### Stated problem
Locate every line in the records below that holds the word "territoire" and return each one.

### Information supplied
****************************************

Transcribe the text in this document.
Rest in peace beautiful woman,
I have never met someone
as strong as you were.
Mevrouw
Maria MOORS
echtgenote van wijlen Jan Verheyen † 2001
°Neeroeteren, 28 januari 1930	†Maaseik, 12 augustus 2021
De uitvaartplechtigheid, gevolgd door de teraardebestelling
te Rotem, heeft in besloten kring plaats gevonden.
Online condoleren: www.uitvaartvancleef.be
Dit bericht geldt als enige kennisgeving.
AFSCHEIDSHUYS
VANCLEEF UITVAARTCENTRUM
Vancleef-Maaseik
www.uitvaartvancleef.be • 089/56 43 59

****************************************

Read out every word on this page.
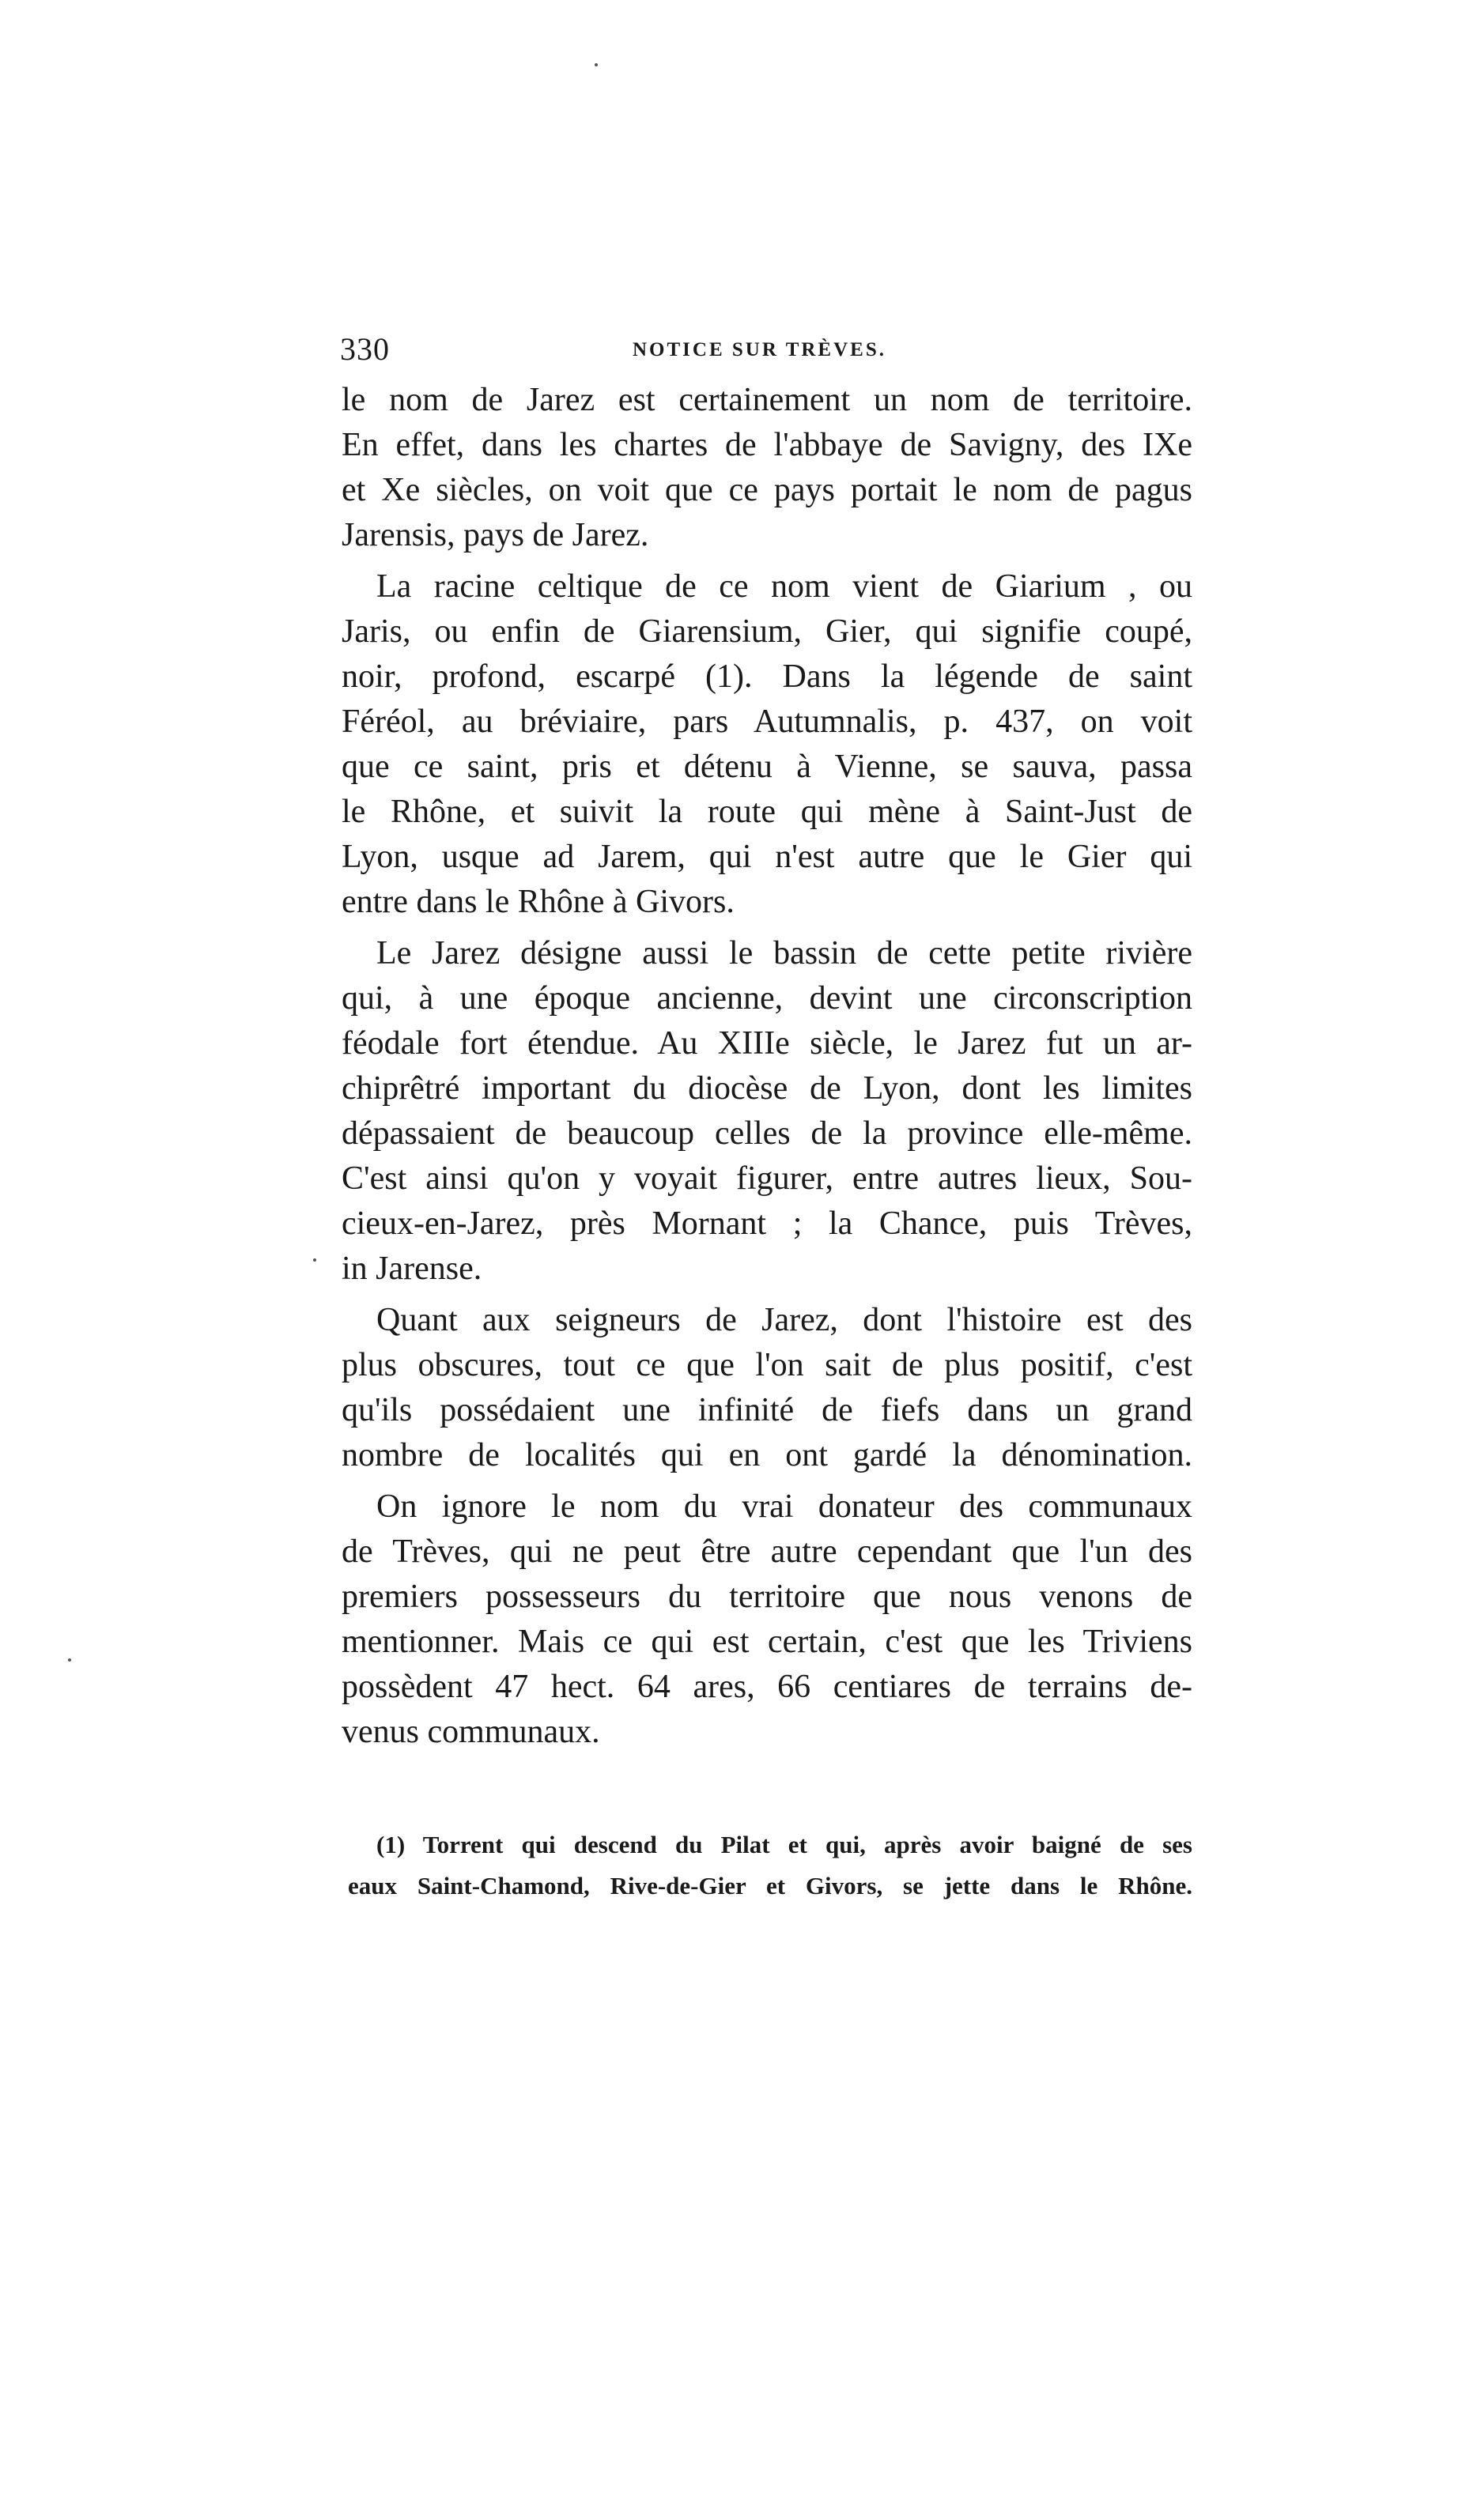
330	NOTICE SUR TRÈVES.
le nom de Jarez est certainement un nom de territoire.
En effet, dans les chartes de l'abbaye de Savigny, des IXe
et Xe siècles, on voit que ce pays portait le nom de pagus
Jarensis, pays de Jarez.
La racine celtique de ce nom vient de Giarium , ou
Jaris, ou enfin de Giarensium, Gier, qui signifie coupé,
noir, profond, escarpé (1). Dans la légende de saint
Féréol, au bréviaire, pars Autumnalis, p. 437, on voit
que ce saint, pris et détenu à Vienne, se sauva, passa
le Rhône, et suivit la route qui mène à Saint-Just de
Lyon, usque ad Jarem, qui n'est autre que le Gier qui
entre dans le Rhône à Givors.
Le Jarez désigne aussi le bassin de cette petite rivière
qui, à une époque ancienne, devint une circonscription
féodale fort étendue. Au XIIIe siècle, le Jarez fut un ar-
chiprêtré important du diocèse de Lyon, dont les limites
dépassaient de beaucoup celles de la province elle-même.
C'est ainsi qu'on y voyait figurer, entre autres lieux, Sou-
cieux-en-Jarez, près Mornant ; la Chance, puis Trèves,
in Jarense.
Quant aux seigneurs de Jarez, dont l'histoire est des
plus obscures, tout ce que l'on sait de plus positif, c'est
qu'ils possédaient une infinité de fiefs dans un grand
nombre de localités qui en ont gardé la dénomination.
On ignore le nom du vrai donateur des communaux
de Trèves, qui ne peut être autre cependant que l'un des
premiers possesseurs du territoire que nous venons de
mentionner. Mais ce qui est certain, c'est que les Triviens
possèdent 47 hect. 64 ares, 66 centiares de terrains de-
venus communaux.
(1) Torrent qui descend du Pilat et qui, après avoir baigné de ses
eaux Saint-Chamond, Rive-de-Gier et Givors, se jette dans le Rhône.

****************************************

### Solved problem
le nom de Jarez est certainement un nom de territoire.
premiers possesseurs du territoire que nous venons de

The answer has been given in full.